— BEGIN Selected text —
In this paper, we discuss the size effect and the edge states based on a circular non-Hermitian chain, in which the first and the last sites couple with each other via an additional boundary coupling strength t3. When the circular non-Hermitian chain has nonreciprocal intra-cell couplings, we find that the initially localized edge and bulk states become extended with the increasing of t3. And the circular non-Hermitian chain exhibits the even–odd effect of the unit cell corresponding to a large size of the chain, which is completely different from an open non-Hermitian chain. Besides this, we discuss the case of nonreciprocal t3, in which the circular non-Hermitian chain also possesses similar localized states at the first site as the open chain. Furthermore, we discuss the circular non-Hermitian chain with nonreciprocal inter-cell couplings. The numerical results reveal that the circular non-Hermitian chain with the nonreciprocal inter-cell couplings also possesses analogous localized boundary states and exhibits the size effect. These results further supply the physical phenomena in a circular non-Hermitian chain.
— END Selected text —
- _Given task_
Answer these questions about the circular non-Hermitian chain text above:
(a) What links the first and last sites of the chain to each other?
(b) With nonreciprocal intra-cell couplings, what happens to the initially localized edge and bulk states as t3 increases?
(c) In the case of nonreciprocal t3, at which site does the circular chain have localized states like the open chain?
— BEGIN Given data —
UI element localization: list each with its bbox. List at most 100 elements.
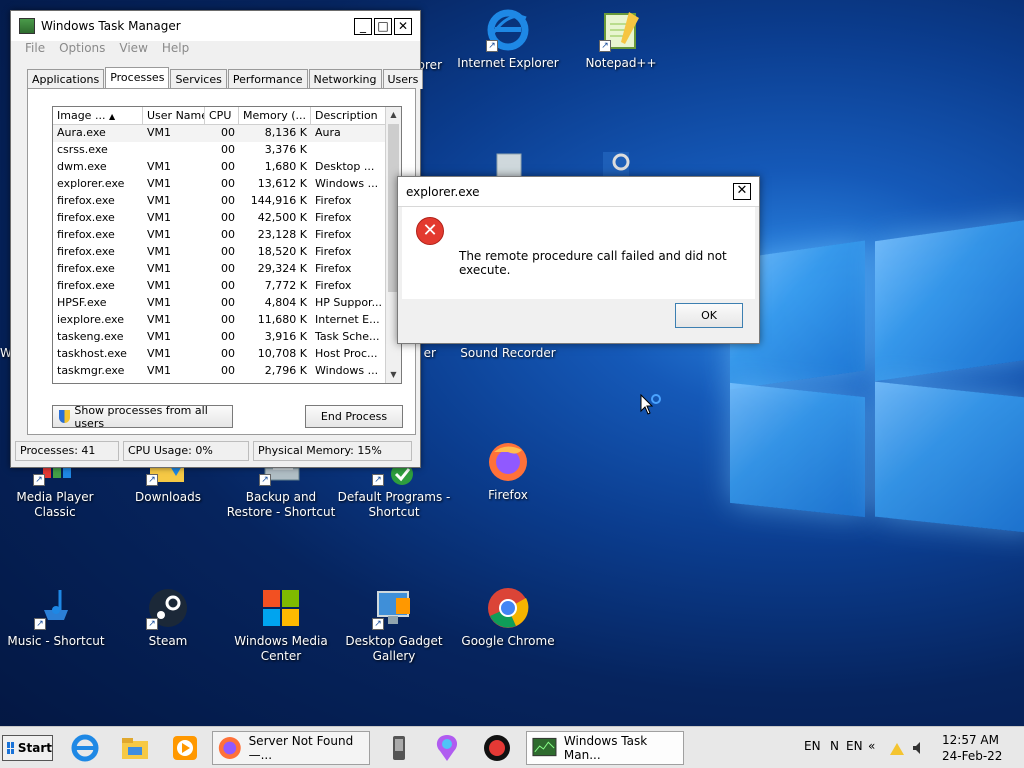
dialog-close-button[interactable]: ✕ (733, 183, 751, 200)
cell-description: Firefox (315, 262, 352, 275)
taskbar-record-icon[interactable] (482, 733, 512, 763)
cell-user-name: VM1 (147, 126, 172, 139)
scroll-up-icon[interactable]: ▲ (386, 107, 401, 123)
table-row[interactable]: taskeng.exe VM1 00 3,916 K Task Sche... (53, 329, 401, 346)
cell-user-name: VM1 (147, 177, 172, 190)
cell-description: HP Suppor... (315, 296, 383, 309)
end-process-button[interactable]: End Process (305, 405, 403, 428)
table-row[interactable]: explorer.exe VM1 00 13,612 K Windows ... (53, 176, 401, 193)
tray-expand-chevron-icon[interactable]: « (868, 739, 875, 753)
mouse-cursor-busy-icon (640, 393, 664, 419)
column-user-name[interactable]: User Name (143, 107, 205, 124)
close-button[interactable]: ✕ (394, 17, 412, 35)
table-row[interactable]: HPSF.exe VM1 00 4,804 K HP Suppor... (53, 295, 401, 312)
dialog-titlebar[interactable]: explorer.exe ✕ (398, 177, 759, 207)
taskbar-paint-icon[interactable] (432, 733, 462, 763)
column-description[interactable]: Description (311, 107, 387, 124)
language-indicator-2[interactable]: EN (846, 739, 863, 753)
status-memory: Physical Memory: 15% (253, 441, 412, 461)
taskbar-device-icon[interactable] (384, 733, 414, 763)
clock-date[interactable]: 24-Feb-22 (942, 749, 1002, 763)
cell-cpu: 00 (221, 194, 235, 207)
menu-help[interactable]: Help (162, 41, 189, 59)
table-row[interactable]: iexplore.exe VM1 00 11,680 K Internet E... (53, 312, 401, 329)
taskbar-edge-icon[interactable] (70, 733, 100, 763)
cell-user-name: VM1 (147, 228, 172, 241)
process-rows: Aura.exe VM1 00 8,136 K Aura csrss.exe 00 3,376… (53, 125, 401, 383)
table-row[interactable]: Aura.exe VM1 00 8,136 K Aura (53, 125, 401, 142)
taskbar-explorer-icon[interactable] (120, 733, 150, 763)
dialog-title: explorer.exe (406, 184, 480, 199)
desktop-icon-music[interactable]: ↗ Music - Shortcut (0, 586, 115, 649)
cell-description (311, 142, 387, 159)
desktop-icon-windows-media-center[interactable]: Windows Media Center (222, 586, 340, 664)
cell-user-name: VM1 (147, 160, 172, 173)
cell-description: Host Proc... (315, 347, 378, 360)
cell-cpu: 00 (221, 177, 235, 190)
task-manager-titlebar[interactable]: Windows Task Manager _ □ ✕ (11, 11, 420, 41)
maximize-button[interactable]: □ (374, 17, 392, 35)
sort-arrow-icon: ▲ (108, 112, 116, 121)
desktop-icon-steam[interactable]: ↗ Steam (109, 586, 227, 649)
table-row[interactable]: dwm.exe VM1 00 1,680 K Desktop ... (53, 159, 401, 176)
tab-services[interactable]: Services (170, 69, 227, 89)
cell-memory: 1,680 K (264, 160, 307, 173)
cell-cpu: 00 (221, 330, 235, 343)
taskbar-task-taskmanager[interactable]: Windows Task Man... (526, 731, 684, 765)
table-row[interactable]: updater.exeVM1001,320 KFirefox So... (53, 380, 401, 383)
music-icon: ↗ (34, 586, 78, 630)
tab-performance[interactable]: Performance (227, 69, 308, 89)
tab-processes[interactable]: Processes (105, 67, 170, 89)
desktop-icon-internet-explorer[interactable]: ↗ Internet Explorer (449, 8, 567, 71)
status-bar: Processes: 41 CPU Usage: 0% Physical Mem… (15, 441, 416, 461)
column-cpu[interactable]: CPU (205, 107, 239, 124)
ime-indicator[interactable]: N (830, 739, 839, 753)
menu-view[interactable]: View (119, 41, 147, 59)
table-row[interactable]: firefox.exe VM1 00 18,520 K Firefox (53, 244, 401, 261)
cell-cpu: 00 (221, 313, 235, 326)
desktop-icon-google-chrome[interactable]: Google Chrome (449, 586, 567, 649)
gadget-icon: ↗ (372, 586, 416, 630)
clock-time[interactable]: 12:57 AM (942, 733, 999, 747)
tab-users[interactable]: Users (382, 69, 424, 89)
desktop-icon-firefox[interactable]: Firefox (449, 440, 567, 503)
tab-networking[interactable]: Networking (308, 69, 382, 89)
language-indicator[interactable]: EN (804, 739, 821, 753)
cell-cpu: 00 (221, 262, 235, 275)
table-row[interactable]: firefox.exe VM1 00 29,324 K Firefox (53, 261, 401, 278)
ok-button[interactable]: OK (675, 303, 743, 328)
cell-memory: 3,916 K (264, 330, 307, 343)
menu-bar: File Options View Help (11, 41, 420, 59)
desktop-icon-notepadpp[interactable]: ↗ Notepad++ (562, 8, 680, 71)
warning-icon[interactable] (890, 743, 904, 758)
table-row[interactable]: firefox.exe VM1 00 42,500 K Firefox (53, 210, 401, 227)
desktop-icon-gadget-gallery[interactable]: ↗ Desktop Gadget Gallery (335, 586, 453, 664)
tab-applications[interactable]: Applications (27, 69, 105, 89)
cell-description: Task Sche... (315, 330, 380, 343)
table-row[interactable]: taskmgr.exe VM1 00 2,796 K Windows ... (53, 363, 401, 380)
table-row[interactable]: firefox.exe VM1 00 23,128 K Firefox (53, 227, 401, 244)
menu-file[interactable]: File (25, 41, 45, 59)
menu-options[interactable]: Options (59, 41, 105, 59)
error-dialog[interactable]: explorer.exe ✕ ✕ The remote procedure ca… (397, 176, 760, 344)
minimize-button[interactable]: _ (354, 17, 372, 35)
desktop-icon-sound-recorder[interactable]: Sound Recorder (449, 346, 567, 361)
table-row[interactable]: csrss.exe 00 3,376 K (53, 142, 401, 159)
table-row[interactable]: firefox.exe VM1 00 144,916 K Firefox (53, 193, 401, 210)
column-image-name[interactable]: Image ... ▲ (53, 107, 143, 124)
cell-user-name: VM1 (143, 380, 205, 383)
task-manager-window[interactable]: Windows Task Manager _ □ ✕ File Options … (10, 10, 424, 468)
taskbar-media-player-icon[interactable] (170, 733, 200, 763)
column-memory[interactable]: Memory (... (239, 107, 311, 124)
taskbar-task-firefox[interactable]: Server Not Found —... (212, 731, 370, 765)
cell-memory: 13,612 K (257, 177, 307, 190)
cell-description: Firefox (315, 211, 352, 224)
process-list[interactable]: Image ... ▲ User Name CPU Memory (... De… (52, 106, 402, 384)
scroll-down-icon[interactable]: ▼ (386, 367, 401, 383)
table-row[interactable]: taskhost.exe VM1 00 10,708 K Host Proc... (53, 346, 401, 363)
speaker-icon[interactable] (912, 741, 926, 758)
start-button[interactable]: Start (2, 735, 53, 761)
table-row[interactable]: firefox.exe VM1 00 7,772 K Firefox (53, 278, 401, 295)
cell-cpu: 00 (221, 211, 235, 224)
show-all-processes-button[interactable]: Show processes from all users (52, 404, 233, 430)
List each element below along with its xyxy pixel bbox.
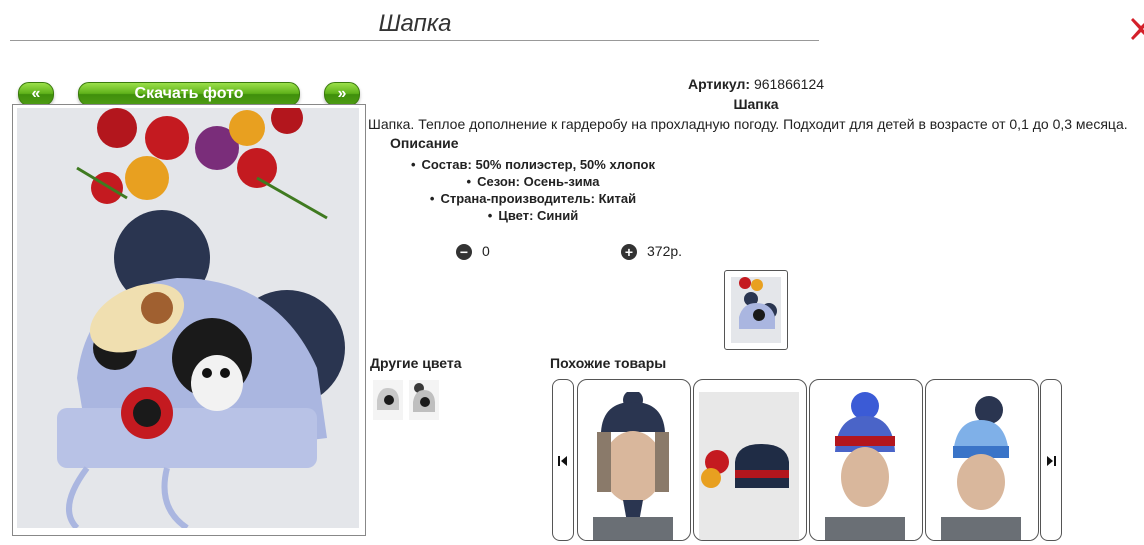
spec-item: • Цвет: Синий <box>487 208 579 223</box>
article-value: 961866124 <box>753 76 825 92</box>
similar-product-card[interactable] <box>577 379 691 541</box>
spec-item: • Состав: 50% полиэстер, 50% хлопок <box>410 157 656 172</box>
price-value: 372р. <box>647 243 683 259</box>
download-photo-button[interactable]: Скачать фото <box>78 82 300 106</box>
product-description: Шапка. Теплое дополнение к гардеробу на … <box>368 116 1128 132</box>
spec-item: • Страна-производитель: Китай <box>429 191 637 206</box>
similar-next-button[interactable] <box>1040 379 1062 541</box>
similar-products-heading: Похожие товары <box>550 355 667 371</box>
spec-list: • Состав: 50% полиэстер, 50% хлопок • Сезо… <box>368 157 698 225</box>
similar-product-card[interactable] <box>809 379 923 541</box>
next-arrow-icon <box>1047 456 1056 466</box>
color-swatch[interactable] <box>373 380 403 420</box>
prev-photo-button[interactable]: « <box>18 82 54 106</box>
similar-product-card[interactable] <box>693 379 807 541</box>
thumbnail-image <box>731 277 781 343</box>
similar-product-card[interactable] <box>925 379 1039 541</box>
description-heading: Описание <box>390 135 459 151</box>
prev-arrow-icon <box>558 456 567 466</box>
main-product-photo[interactable] <box>17 108 359 528</box>
plus-icon[interactable]: + <box>621 244 637 260</box>
page-title: Шапка <box>378 10 452 37</box>
spec-item: • Сезон: Осень-зима <box>466 174 600 189</box>
photo-thumbnail[interactable] <box>724 270 788 350</box>
other-colors-heading: Другие цвета <box>370 355 462 371</box>
title-divider <box>10 40 819 41</box>
color-swatch[interactable] <box>409 380 439 420</box>
article-label: Артикул: <box>687 76 751 92</box>
similar-prev-button[interactable] <box>552 379 574 541</box>
next-photo-button[interactable]: » <box>324 82 360 106</box>
product-name: Шапка <box>733 96 779 112</box>
article-row: Артикул: 961866124 <box>368 76 1144 92</box>
close-icon[interactable] <box>1131 14 1144 44</box>
minus-icon[interactable]: − <box>456 244 472 260</box>
quantity-value: 0 <box>482 243 490 259</box>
— END Given data —
- _Problem solution_
(a) An additional boundary coupling strength, t3.
(b) They become extended.
(c) The first site.